------ Supplied material

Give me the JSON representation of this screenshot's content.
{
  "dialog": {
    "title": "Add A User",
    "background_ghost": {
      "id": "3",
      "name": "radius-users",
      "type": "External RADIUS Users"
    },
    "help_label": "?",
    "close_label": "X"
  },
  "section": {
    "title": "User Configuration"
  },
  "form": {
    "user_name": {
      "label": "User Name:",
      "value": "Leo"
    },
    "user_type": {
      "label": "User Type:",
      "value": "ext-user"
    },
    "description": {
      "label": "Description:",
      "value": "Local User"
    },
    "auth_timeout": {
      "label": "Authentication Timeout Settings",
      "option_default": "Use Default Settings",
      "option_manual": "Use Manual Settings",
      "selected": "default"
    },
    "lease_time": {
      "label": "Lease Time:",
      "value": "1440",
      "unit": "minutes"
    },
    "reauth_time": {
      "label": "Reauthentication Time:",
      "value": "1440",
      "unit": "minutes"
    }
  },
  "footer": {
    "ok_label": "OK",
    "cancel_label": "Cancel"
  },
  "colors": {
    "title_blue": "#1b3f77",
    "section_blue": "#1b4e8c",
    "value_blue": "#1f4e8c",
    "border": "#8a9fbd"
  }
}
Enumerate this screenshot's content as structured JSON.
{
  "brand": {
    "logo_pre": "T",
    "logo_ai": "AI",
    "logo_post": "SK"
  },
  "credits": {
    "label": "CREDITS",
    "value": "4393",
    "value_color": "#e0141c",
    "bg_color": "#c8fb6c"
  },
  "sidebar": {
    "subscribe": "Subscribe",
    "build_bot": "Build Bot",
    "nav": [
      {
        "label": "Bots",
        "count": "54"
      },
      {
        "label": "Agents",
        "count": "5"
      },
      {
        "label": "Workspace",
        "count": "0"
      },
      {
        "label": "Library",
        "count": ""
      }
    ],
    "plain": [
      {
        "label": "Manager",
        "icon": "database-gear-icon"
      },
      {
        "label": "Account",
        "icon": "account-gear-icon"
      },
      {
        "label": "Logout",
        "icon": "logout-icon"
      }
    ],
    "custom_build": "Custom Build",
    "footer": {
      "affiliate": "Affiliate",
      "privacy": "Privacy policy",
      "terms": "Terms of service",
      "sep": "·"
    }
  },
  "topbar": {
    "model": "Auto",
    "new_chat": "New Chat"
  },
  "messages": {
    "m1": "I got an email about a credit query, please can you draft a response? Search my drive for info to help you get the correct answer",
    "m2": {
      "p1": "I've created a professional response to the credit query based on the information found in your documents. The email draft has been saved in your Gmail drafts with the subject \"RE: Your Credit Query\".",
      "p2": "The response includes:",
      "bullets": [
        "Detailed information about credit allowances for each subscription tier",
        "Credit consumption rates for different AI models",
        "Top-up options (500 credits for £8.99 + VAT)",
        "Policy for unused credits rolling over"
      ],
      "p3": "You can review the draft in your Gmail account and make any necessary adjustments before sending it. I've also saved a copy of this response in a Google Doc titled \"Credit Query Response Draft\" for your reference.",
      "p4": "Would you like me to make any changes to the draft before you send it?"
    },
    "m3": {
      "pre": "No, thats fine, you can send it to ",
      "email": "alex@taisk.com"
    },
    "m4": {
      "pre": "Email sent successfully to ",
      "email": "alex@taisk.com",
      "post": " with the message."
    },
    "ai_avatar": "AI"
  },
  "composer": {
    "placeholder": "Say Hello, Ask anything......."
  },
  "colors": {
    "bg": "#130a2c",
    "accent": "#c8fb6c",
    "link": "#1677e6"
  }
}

------------

§ Task to carry out:
Reproduce each line of the material above precisely.

§ Exercise solution:
Give me the JSON representation of this screenshot's content.
{
  "dialog": {
    "title": "Add A User",
    "background_ghost": {
      "id": "3",
      "name": "radius-users",
      "type": "External RADIUS Users"
    },
    "help_label": "?",
    "close_label": "X"
  },
  "section": {
    "title": "User Configuration"
  },
  "form": {
    "user_name": {
      "label": "User Name:",
      "value": "Leo"
    },
    "user_type": {
      "label": "User Type:",
      "value": "ext-user"
    },
    "description": {
      "label": "Description:",
      "value": "Local User"
    },
    "auth_timeout": {
      "label": "Authentication Timeout Settings",
      "option_default": "Use Default Settings",
      "option_manual": "Use Manual Settings",
      "selected": "default"
    },
    "lease_time": {
      "label": "Lease Time:",
      "value": "1440",
      "unit": "minutes"
    },
    "reauth_time": {
      "label": "Reauthentication Time:",
      "value": "1440",
      "unit": "minutes"
    }
  },
  "footer": {
    "ok_label": "OK",
    "cancel_label": "Cancel"
  },
  "colors": {
    "title_blue": "#1b3f77",
    "section_blue": "#1b4e8c",
    "value_blue": "#1f4e8c",
    "border": "#8a9fbd"
  }
}
Enumerate this screenshot's content as structured JSON.
{
  "brand": {
    "logo_pre": "T",
    "logo_ai": "AI",
    "logo_post": "SK"
  },
  "credits": {
    "label": "CREDITS",
    "value": "4393",
    "value_color": "#e0141c",
    "bg_color": "#c8fb6c"
  },
  "sidebar": {
    "subscribe": "Subscribe",
    "build_bot": "Build Bot",
    "nav": [
      {
        "label": "Bots",
        "count": "54"
      },
      {
        "label": "Agents",
        "count": "5"
      },
      {
        "label": "Workspace",
        "count": "0"
      },
      {
        "label": "Library",
        "count": ""
      }
    ],
    "plain": [
      {
        "label": "Manager",
        "icon": "database-gear-icon"
      },
      {
        "label": "Account",
        "icon": "account-gear-icon"
      },
      {
        "label": "Logout",
        "icon": "logout-icon"
      }
    ],
    "custom_build": "Custom Build",
    "footer": {
      "affiliate": "Affiliate",
      "privacy": "Privacy policy",
      "terms": "Terms of service",
      "sep": "·"
    }
  },
  "topbar": {
    "model": "Auto",
    "new_chat": "New Chat"
  },
  "messages": {
    "m1": "I got an email about a credit query, please can you draft a response? Search my drive for info to help you get the correct answer",
    "m2": {
      "p1": "I've created a professional response to the credit query based on the information found in your documents. The email draft has been saved in your Gmail drafts with the subject \"RE: Your Credit Query\".",
      "p2": "The response includes:",
      "bullets": [
        "Detailed information about credit allowances for each subscription tier",
        "Credit consumption rates for different AI models",
        "Top-up options (500 credits for £8.99 + VAT)",
        "Policy for unused credits rolling over"
      ],
      "p3": "You can review the draft in your Gmail account and make any necessary adjustments before sending it. I've also saved a copy of this response in a Google Doc titled \"Credit Query Response Draft\" for your reference.",
      "p4": "Would you like me to make any changes to the draft before you send it?"
    },
    "m3": {
      "pre": "No, thats fine, you can send it to ",
      "email": "alex@taisk.com"
    },
    "m4": {
      "pre": "Email sent successfully to ",
      "email": "alex@taisk.com",
      "post": " with the message."
    },
    "ai_avatar": "AI"
  },
  "composer": {
    "placeholder": "Say Hello, Ask anything......."
  },
  "colors": {
    "bg": "#130a2c",
    "accent": "#c8fb6c",
    "link": "#1677e6"
  }
}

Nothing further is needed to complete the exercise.